▸ SHORT PROBLEM:
State the number of lines in these records that include the word "name", and add nothing to it.

Records about charts and figures
>> Begin
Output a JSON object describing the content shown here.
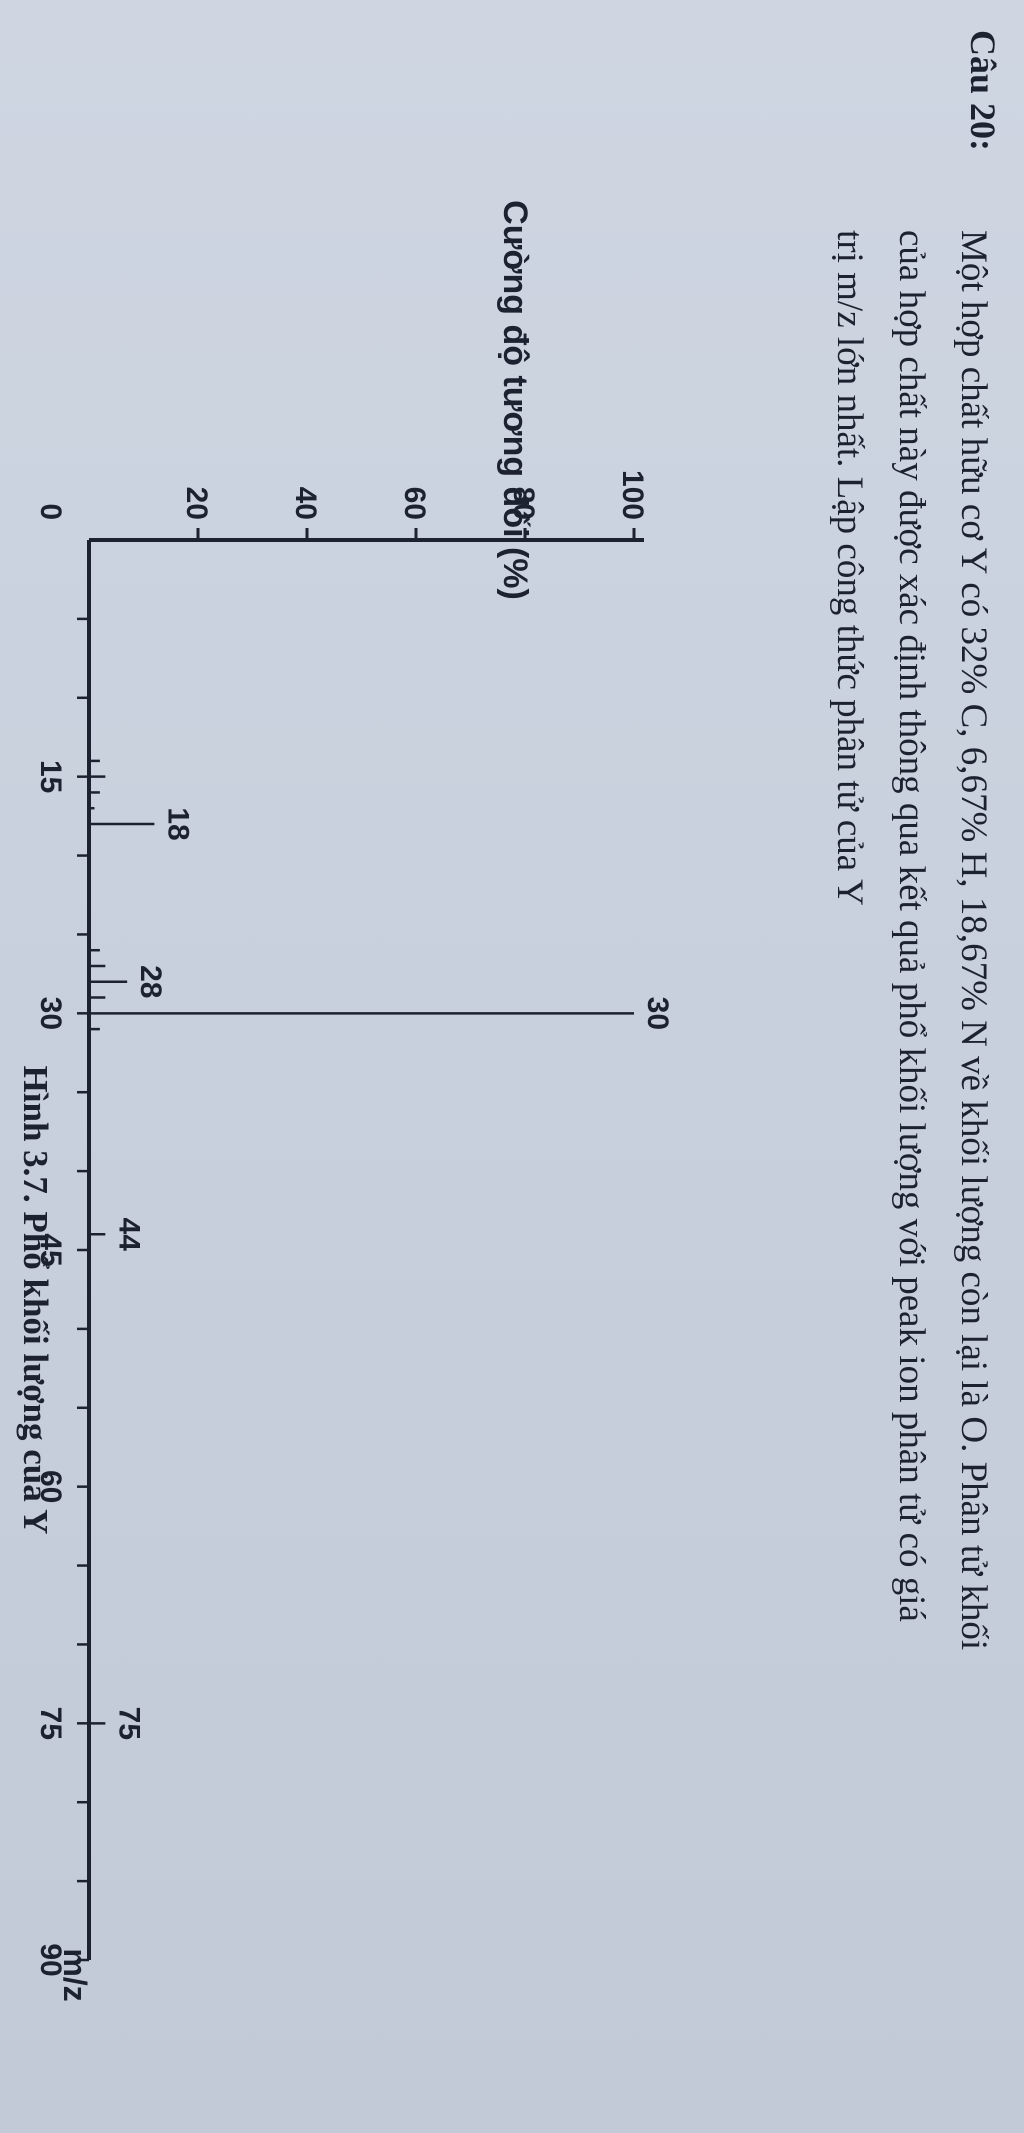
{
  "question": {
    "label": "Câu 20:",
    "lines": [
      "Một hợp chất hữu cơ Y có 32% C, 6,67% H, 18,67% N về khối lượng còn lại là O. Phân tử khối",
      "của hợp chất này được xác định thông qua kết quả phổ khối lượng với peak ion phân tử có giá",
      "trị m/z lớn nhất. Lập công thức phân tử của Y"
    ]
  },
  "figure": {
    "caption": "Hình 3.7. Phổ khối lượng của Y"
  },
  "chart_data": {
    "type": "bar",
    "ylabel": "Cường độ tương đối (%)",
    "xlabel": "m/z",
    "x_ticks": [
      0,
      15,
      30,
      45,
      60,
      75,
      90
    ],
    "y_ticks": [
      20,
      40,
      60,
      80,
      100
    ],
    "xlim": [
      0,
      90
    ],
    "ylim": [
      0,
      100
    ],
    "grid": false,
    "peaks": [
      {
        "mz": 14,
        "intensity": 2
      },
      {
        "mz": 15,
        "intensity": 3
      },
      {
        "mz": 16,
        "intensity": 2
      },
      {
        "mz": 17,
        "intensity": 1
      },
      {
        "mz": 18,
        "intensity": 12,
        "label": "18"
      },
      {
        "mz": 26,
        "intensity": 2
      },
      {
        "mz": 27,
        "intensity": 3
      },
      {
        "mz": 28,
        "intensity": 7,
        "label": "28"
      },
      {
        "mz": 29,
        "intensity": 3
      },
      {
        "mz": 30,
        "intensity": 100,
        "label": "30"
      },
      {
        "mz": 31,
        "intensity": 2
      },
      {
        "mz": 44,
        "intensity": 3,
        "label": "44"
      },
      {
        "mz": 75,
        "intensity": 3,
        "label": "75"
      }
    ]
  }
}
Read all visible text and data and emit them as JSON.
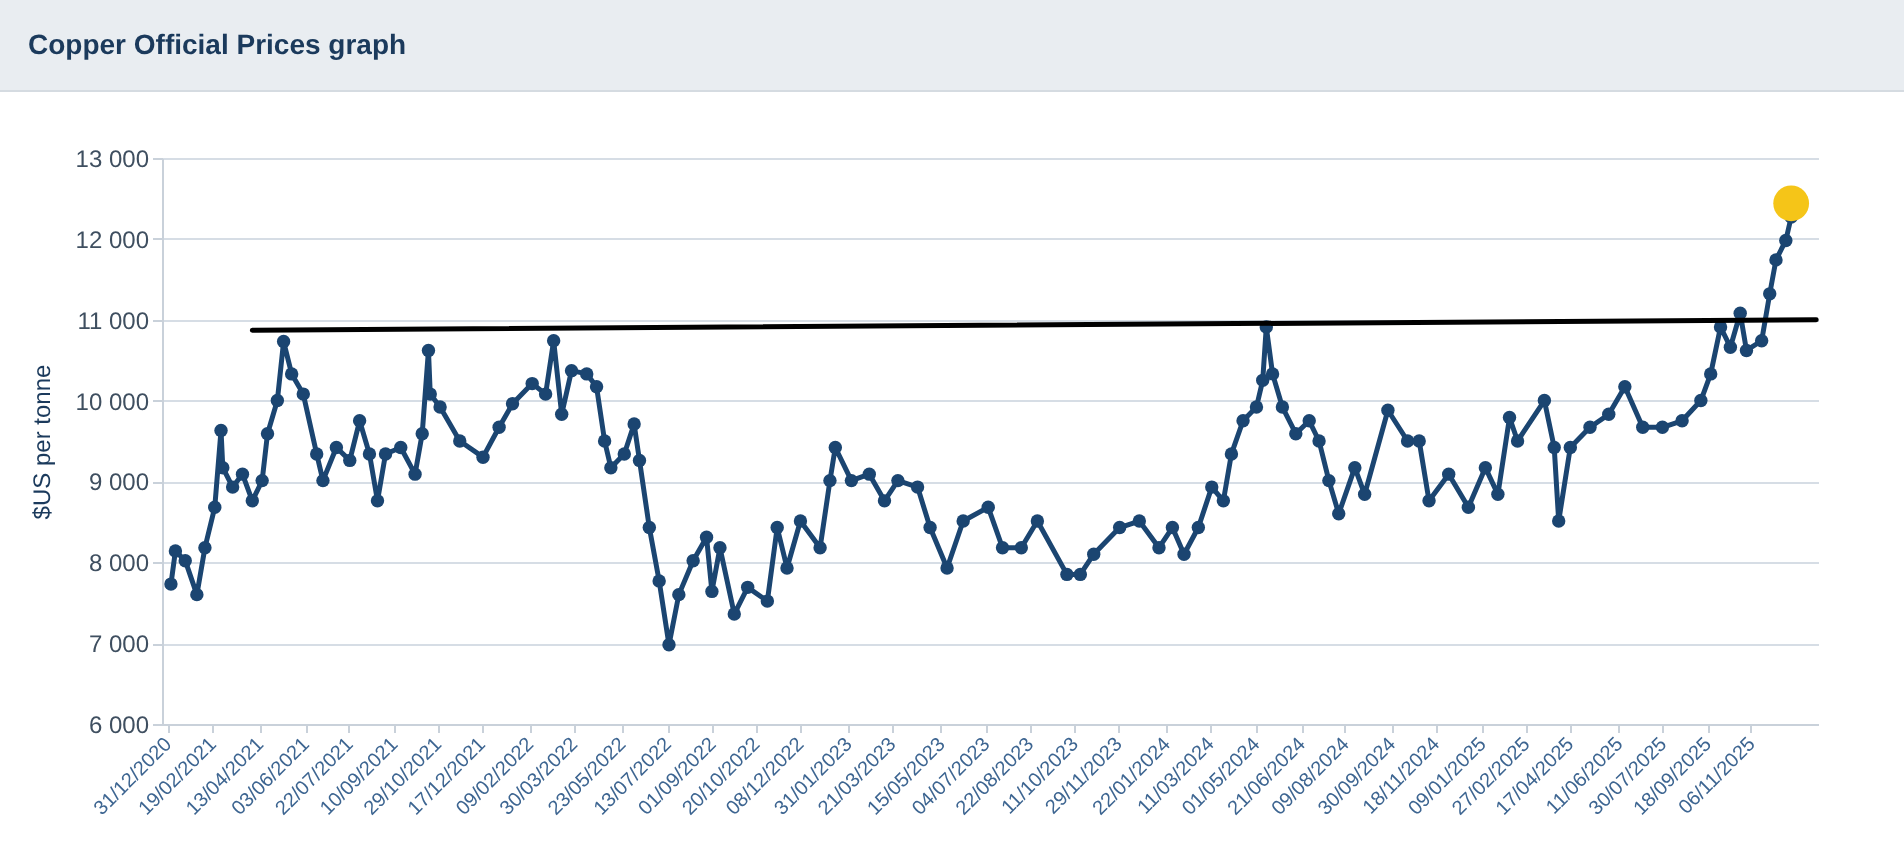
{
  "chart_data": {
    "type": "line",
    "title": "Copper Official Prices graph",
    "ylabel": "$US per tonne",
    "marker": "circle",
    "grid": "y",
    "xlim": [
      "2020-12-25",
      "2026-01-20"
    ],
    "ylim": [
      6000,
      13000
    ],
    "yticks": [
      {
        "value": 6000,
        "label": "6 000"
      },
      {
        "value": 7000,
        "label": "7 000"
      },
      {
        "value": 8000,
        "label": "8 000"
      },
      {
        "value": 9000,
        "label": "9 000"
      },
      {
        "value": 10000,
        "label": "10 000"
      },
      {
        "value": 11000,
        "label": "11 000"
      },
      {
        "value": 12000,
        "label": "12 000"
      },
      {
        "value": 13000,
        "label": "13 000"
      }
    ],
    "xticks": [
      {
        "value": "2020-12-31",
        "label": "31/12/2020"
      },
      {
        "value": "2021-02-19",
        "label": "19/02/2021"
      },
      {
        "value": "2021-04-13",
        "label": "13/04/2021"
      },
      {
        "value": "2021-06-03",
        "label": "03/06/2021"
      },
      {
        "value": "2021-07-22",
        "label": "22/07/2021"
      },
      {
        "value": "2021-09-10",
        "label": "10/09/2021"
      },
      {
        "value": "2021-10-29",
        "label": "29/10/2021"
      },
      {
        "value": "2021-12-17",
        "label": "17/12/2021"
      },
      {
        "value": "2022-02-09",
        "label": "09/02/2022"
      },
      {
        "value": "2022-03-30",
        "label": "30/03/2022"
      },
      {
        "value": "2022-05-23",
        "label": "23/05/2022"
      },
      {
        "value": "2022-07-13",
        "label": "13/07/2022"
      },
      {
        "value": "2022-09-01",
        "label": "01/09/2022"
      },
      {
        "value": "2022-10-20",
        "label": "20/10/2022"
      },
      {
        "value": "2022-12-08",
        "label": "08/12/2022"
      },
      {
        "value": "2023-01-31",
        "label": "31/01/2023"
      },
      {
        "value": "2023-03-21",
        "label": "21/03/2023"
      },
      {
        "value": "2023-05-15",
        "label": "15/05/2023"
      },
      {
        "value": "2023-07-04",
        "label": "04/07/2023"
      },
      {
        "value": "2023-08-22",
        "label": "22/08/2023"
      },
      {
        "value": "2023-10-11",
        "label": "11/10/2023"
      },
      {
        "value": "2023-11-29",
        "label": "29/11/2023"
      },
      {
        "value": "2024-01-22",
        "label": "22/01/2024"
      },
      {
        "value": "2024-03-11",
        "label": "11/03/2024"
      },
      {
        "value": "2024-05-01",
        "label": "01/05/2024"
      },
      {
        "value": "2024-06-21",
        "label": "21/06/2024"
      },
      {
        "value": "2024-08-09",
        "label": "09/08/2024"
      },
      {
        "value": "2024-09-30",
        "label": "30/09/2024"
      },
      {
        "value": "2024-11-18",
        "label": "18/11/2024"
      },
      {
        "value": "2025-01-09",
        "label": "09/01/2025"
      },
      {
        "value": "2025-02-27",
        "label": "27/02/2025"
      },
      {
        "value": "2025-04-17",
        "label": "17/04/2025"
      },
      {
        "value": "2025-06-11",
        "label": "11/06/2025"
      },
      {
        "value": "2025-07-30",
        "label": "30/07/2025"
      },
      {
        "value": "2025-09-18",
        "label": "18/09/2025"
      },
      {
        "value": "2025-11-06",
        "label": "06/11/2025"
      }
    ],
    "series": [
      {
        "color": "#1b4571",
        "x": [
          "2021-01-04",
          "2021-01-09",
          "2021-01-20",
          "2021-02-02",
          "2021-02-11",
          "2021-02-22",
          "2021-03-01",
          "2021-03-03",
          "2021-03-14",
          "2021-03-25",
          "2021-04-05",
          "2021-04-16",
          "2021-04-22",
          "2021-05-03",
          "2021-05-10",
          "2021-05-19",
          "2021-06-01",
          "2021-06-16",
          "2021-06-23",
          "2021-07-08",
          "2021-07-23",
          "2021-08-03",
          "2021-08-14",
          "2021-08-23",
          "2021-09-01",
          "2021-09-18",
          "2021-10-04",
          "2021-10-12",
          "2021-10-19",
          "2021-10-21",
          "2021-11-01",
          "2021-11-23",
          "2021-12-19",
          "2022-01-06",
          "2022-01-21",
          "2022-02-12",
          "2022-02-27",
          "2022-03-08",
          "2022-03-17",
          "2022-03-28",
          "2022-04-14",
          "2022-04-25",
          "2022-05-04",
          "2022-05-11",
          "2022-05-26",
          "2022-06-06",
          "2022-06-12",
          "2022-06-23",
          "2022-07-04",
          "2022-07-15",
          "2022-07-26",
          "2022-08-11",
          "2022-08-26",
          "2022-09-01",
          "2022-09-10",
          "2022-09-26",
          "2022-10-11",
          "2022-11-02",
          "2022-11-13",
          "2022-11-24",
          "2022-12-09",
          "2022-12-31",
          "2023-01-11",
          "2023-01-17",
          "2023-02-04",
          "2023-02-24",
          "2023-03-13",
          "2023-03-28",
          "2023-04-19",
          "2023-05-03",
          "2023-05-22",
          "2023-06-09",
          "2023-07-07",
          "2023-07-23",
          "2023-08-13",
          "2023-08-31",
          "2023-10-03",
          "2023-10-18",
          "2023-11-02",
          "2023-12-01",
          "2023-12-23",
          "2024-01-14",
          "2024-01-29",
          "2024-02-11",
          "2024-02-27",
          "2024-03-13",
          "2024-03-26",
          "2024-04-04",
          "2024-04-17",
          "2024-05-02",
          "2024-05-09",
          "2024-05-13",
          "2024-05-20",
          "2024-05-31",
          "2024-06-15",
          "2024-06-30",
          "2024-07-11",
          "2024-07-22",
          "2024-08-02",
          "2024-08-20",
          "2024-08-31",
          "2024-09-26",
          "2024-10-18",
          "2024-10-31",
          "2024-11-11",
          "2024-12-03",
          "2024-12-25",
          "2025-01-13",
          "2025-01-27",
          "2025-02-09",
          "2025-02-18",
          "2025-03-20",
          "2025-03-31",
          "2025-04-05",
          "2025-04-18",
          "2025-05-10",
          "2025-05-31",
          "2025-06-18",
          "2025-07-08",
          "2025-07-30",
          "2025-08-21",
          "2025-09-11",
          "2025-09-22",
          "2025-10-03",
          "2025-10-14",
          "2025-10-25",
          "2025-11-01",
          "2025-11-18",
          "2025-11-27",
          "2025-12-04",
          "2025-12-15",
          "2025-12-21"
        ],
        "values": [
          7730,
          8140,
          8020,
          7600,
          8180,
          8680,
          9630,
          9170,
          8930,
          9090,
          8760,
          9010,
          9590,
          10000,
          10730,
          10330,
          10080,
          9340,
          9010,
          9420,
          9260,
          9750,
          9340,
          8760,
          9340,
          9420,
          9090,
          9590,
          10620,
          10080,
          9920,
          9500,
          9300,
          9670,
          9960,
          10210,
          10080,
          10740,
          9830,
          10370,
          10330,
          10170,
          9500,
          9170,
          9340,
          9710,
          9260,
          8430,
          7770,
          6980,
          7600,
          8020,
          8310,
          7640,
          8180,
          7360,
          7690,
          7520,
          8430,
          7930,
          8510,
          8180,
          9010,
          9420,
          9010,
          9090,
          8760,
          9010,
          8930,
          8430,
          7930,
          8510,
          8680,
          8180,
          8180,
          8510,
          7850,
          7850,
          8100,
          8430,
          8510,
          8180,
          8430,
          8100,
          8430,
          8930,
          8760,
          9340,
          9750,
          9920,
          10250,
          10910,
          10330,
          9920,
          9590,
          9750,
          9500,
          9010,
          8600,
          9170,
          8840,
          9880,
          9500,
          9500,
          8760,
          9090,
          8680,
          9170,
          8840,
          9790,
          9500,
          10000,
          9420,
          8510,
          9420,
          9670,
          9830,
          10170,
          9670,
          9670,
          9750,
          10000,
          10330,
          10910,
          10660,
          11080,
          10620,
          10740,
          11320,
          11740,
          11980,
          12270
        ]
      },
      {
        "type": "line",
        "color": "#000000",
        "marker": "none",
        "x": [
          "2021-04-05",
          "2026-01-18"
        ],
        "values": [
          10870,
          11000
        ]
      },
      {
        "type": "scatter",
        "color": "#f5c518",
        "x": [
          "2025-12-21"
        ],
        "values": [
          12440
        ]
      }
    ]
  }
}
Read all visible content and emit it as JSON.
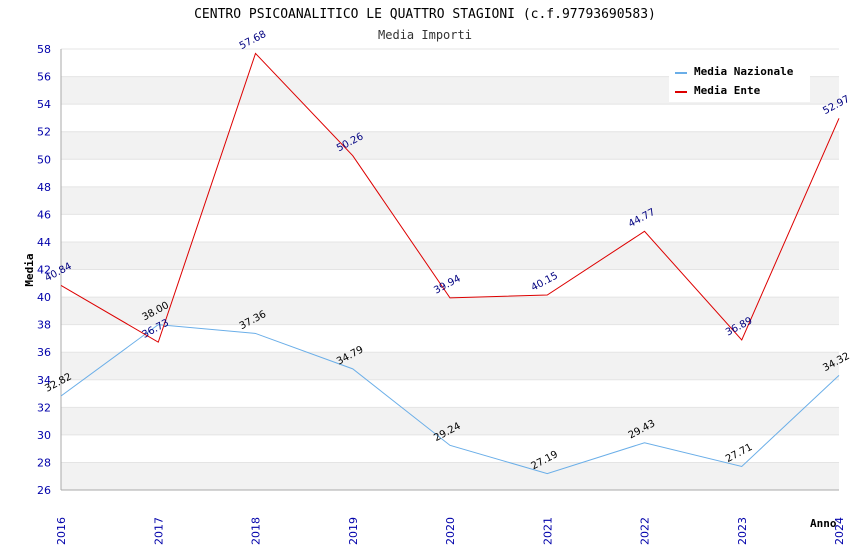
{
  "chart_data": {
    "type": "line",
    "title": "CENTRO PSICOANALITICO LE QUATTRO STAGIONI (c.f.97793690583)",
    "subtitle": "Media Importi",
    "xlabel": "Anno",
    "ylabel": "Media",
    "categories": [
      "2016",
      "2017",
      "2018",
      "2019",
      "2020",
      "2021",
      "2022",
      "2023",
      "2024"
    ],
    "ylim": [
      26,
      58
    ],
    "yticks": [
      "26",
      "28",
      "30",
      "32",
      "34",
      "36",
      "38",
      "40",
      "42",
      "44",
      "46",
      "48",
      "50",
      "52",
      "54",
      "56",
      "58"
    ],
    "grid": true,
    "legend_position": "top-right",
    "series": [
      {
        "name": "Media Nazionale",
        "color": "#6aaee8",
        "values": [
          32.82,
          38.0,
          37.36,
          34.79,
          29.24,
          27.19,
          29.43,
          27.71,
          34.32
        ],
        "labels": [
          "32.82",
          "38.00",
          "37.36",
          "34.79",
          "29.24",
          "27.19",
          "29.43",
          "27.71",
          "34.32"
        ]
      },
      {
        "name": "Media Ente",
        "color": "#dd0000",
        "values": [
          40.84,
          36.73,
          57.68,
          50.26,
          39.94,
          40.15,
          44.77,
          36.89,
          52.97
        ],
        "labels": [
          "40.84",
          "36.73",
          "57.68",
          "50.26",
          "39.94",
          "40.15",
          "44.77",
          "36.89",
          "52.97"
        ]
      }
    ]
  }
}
>> End
▸ PROBLEM SOLUTION:
2